REQUIREMENTS
Write out every line below that includes the word "aliis".

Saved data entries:
• • • •
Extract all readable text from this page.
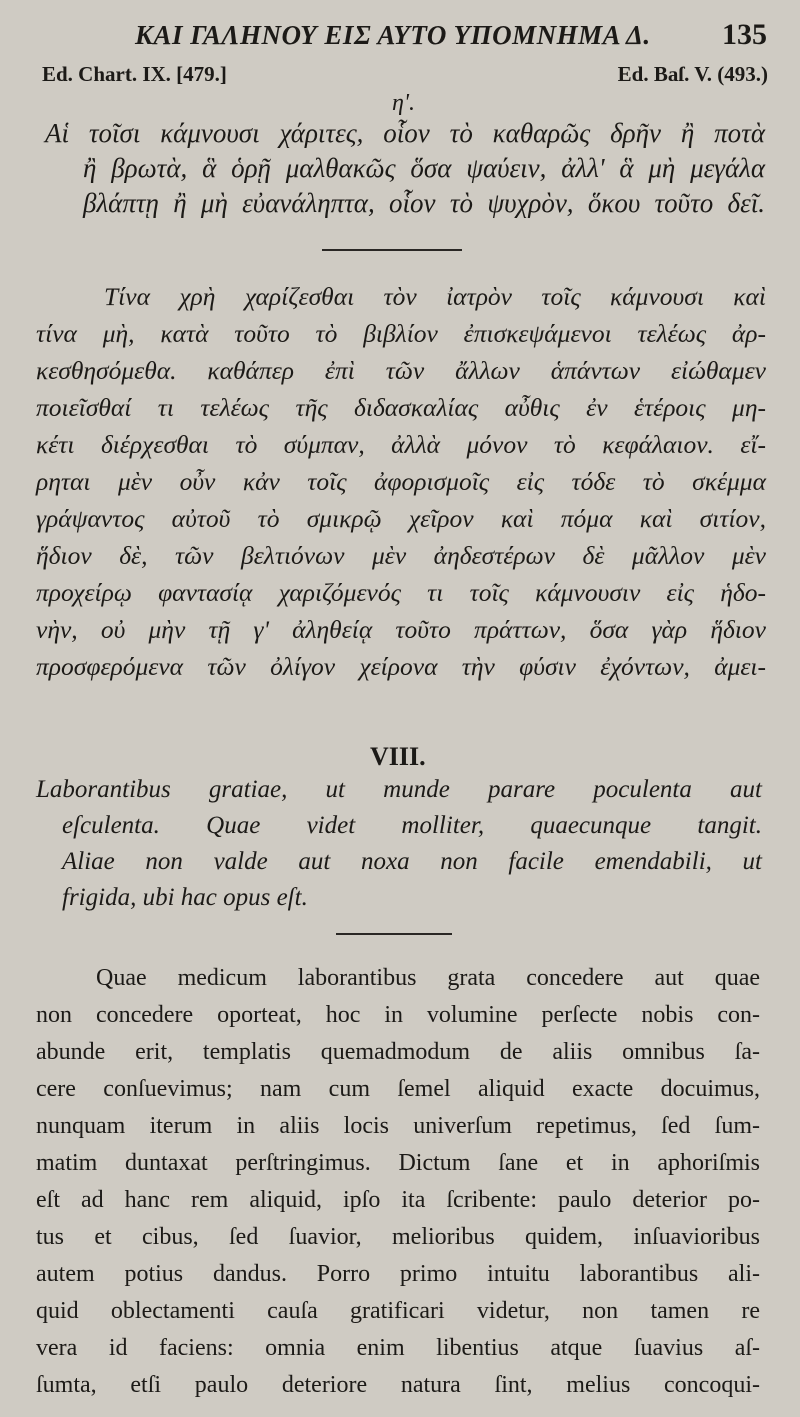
ΚΑΙ ΓΑΛΗΝΟΥ ΕΙΣ ΑΥΤΟ ΥΠΟΜΝΗΜΑ Δ. 135
Ed. Chart. IX. [479.]	Ed. Baſ. V. (493.)
η'.
Αἱ τοῖσι κάμνουσι χάριτες, οἷον τὸ καθαρῶς δρῆν ἢ ποτὰ
ἢ βρωτὰ, ἃ ὁρῇ μαλθακῶς ὅσα ψαύειν, ἀλλ' ἃ μὴ μεγάλα
βλάπτῃ ἢ μὴ εὐανάληπτα, οἷον τὸ ψυχρὸν, ὅκου τοῦτο δεῖ.
Τίνα χρὴ χαρίζεσθαι τὸν ἰατρὸν τοῖς κάμνουσι καὶ
τίνα μὴ, κατὰ τοῦτο τὸ βιβλίον ἐπισκεψάμενοι τελέως ἀρ-
κεσθησόμεθα. καθάπερ ἐπὶ τῶν ἄλλων ἁπάντων εἰώθαμεν
ποιεῖσθαί τι τελέως τῆς διδασκαλίας αὖθις ἐν ἑτέροις μη-
κέτι διέρχεσθαι τὸ σύμπαν, ἀλλὰ μόνον τὸ κεφάλαιον. εἴ-
ρηται μὲν οὖν κἀν τοῖς ἀφορισμοῖς εἰς τόδε τὸ σκέμμα
γράψαντος αὐτοῦ τὸ σμικρῷ χεῖρον καὶ πόμα καὶ σιτίον,
ἥδιον δὲ, τῶν βελτιόνων μὲν ἀηδεστέρων δὲ μᾶλλον μὲν
προχείρῳ φαντασίᾳ χαριζόμενός τι τοῖς κάμνουσιν εἰς ἡδο-
νὴν, οὐ μὴν τῇ γ' ἀληθείᾳ τοῦτο πράττων, ὅσα γὰρ ἥδιον
προσφερόμενα τῶν ὀλίγον χείρονα τὴν φύσιν ἐχόντων, ἀμει-
VIII.
Laborantibus gratiae, ut munde parare poculenta aut
eſculenta. Quae videt molliter, quaecunque tangit.
Aliae non valde aut noxa non facile emendabili, ut
frigida, ubi hac opus eſt.
Quae medicum laborantibus grata concedere aut quae
non concedere oporteat, hoc in volumine perſecte nobis con-
abunde erit, templatis quemadmodum de aliis omnibus ſa-
cere conſuevimus; nam cum ſemel aliquid exacte docuimus,
nunquam iterum in aliis locis univerſum repetimus, ſed ſum-
matim duntaxat perſtringimus. Dictum ſane et in aphoriſmis
eſt ad hanc rem aliquid, ipſo ita ſcribente: paulo deterior po-
tus et cibus, ſed ſuavior, melioribus quidem, inſuavioribus
autem potius dandus. Porro primo intuitu laborantibus ali-
quid oblectamenti cauſa gratificari videtur, non tamen re
vera id faciens: omnia enim libentius atque ſuavius aſ-
ſumta, etſi paulo deteriore natura ſint, melius concoqui-
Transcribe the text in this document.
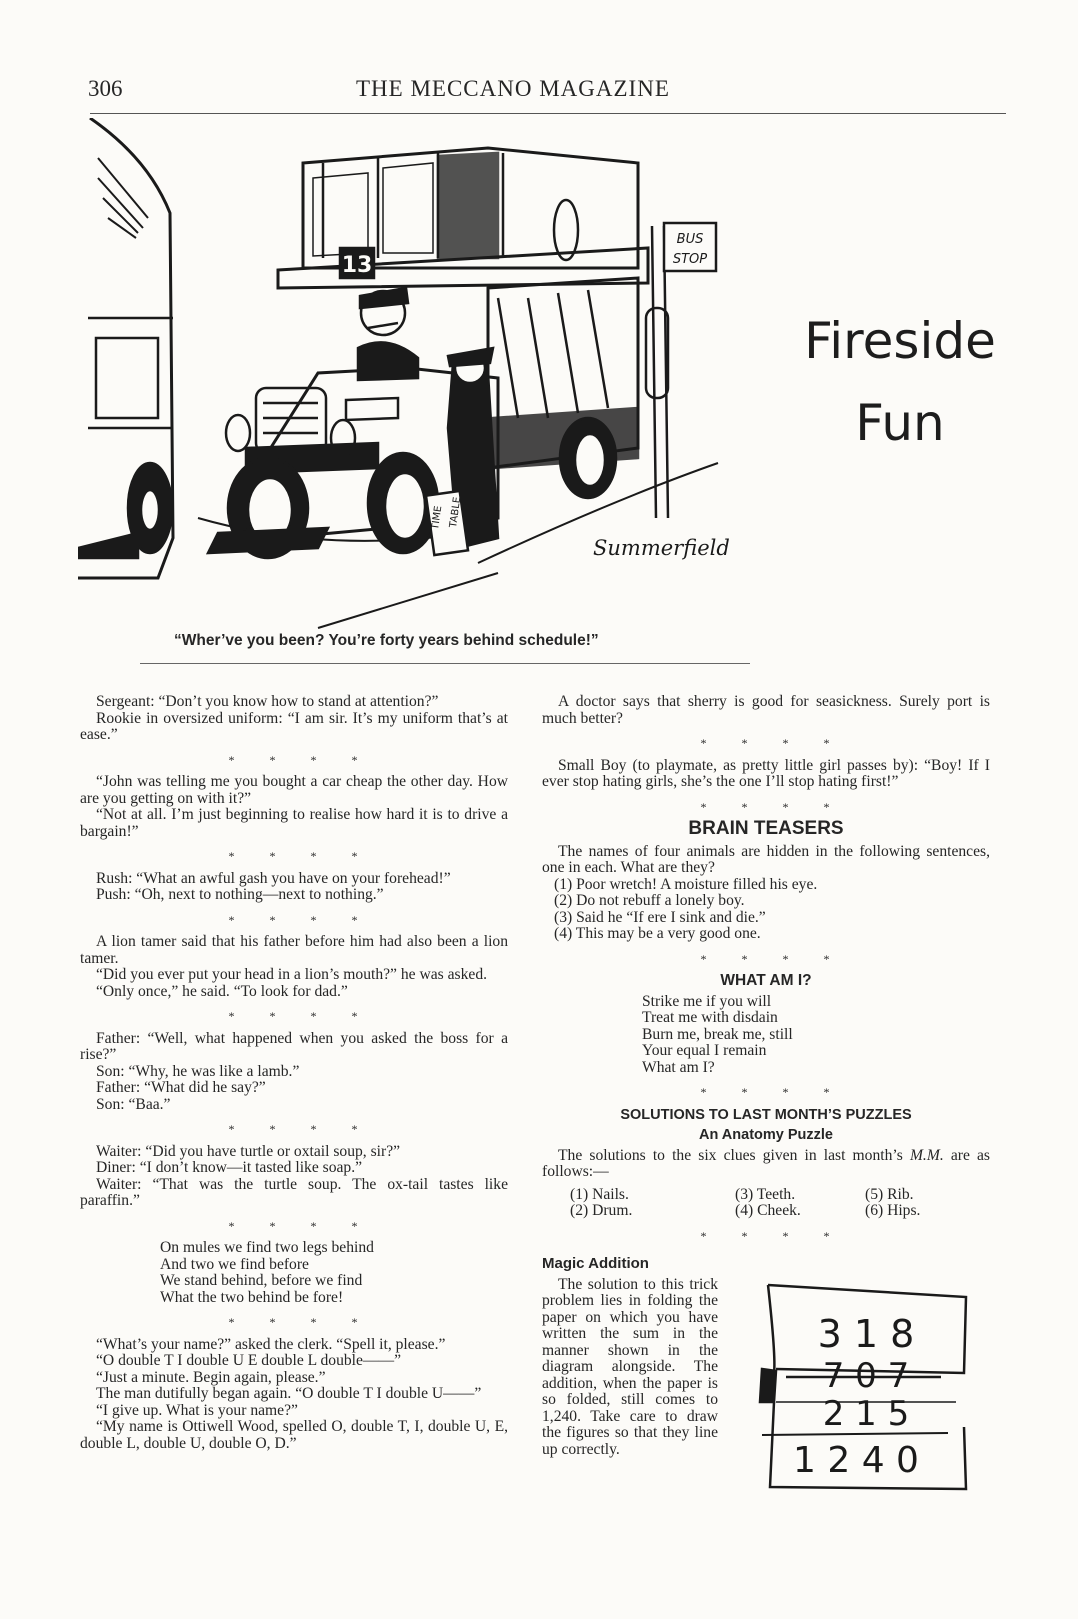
306	THE MECCANO MAGAZINE
13
TIME TABLE
BUS
STOP
Summerfield
Fireside
Fun
“Wher’ve you been? You’re forty years behind schedule!”

Sergeant: “Don’t you know how to stand at attention?”

Rookie in oversized uniform: “I am sir. It’s my uniform that’s at ease.”

* * * *

“John was telling me you bought a car cheap the other day. How are you getting on with it?”

“Not at all. I’m just beginning to realise how hard it is to drive a bargain!”

* * * *

Rush: “What an awful gash you have on your forehead!”

Push: “Oh, next to nothing—next to nothing.”

* * * *

A lion tamer said that his father before him had also been a lion tamer.

“Did you ever put your head in a lion’s mouth?” he was asked.

“Only once,” he said. “To look for dad.”

* * * *

Father: “Well, what happened when you asked the boss for a rise?”

Son: “Why, he was like a lamb.”

Father: “What did he say?”

Son: “Baa.”

* * * *

Waiter: “Did you have turtle or oxtail soup, sir?”

Diner: “I don’t know—it tasted like soap.”

Waiter: “That was the turtle soup. The ox-tail tastes like paraffin.”

* * * *

On mules we find two legs behind

And two we find before

We stand behind, before we find

What the two behind be fore!

* * * *

“What’s your name?” asked the clerk. “Spell it, please.”

“O double T I double U E double L double——”

“Just a minute. Begin again, please.”

The man dutifully began again. “O double T I double U——”

“I give up. What is your name?”

“My name is Ottiwell Wood, spelled O, double T, I, double U, E, double L, double U, double O, D.”

A doctor says that sherry is good for seasickness. Surely port is much better?

* * * *

Small Boy (to playmate, as pretty little girl passes by): “Boy! If I ever stop hating girls, she’s the one I’ll stop hating first!”

* * * *
BRAIN TEASERS

The names of four animals are hidden in the following sentences, one in each. What are they?

(1) Poor wretch! A moisture filled his eye.

(2) Do not rebuff a lonely boy.

(3) Said he “If ere I sink and die.”

(4) This may be a very good one.

* * * *
WHAT AM I?

Strike me if you will

Treat me with disdain

Burn me, break me, still

Your equal I remain

What am I?

* * * *
SOLUTIONS TO LAST MONTH’S PUZZLES
An Anatomy Puzzle

The solutions to the six clues given in last month’s M.M. are as follows:—

(1) Nails.	(3) Teeth.	(5) Rib.
(2) Drum.	(4) Cheek.	(6) Hips.
* * * *
Magic Addition

The solution to this trick problem lies in folding the paper on which you have written the sum in the manner shown in the diagram alongside. The addition, when the paper is so folded, still comes to 1,240. Take care to draw the figures so that they line up correctly.

3 1 8
7 0 7
2 1 5
1 2 4 0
• • • •
CORRECT RESULT
abunde erit, templatis quemadmodum de aliis omnibus ſa-
nunquam iterum in aliis locis univerſum repetimus, ſed ſum-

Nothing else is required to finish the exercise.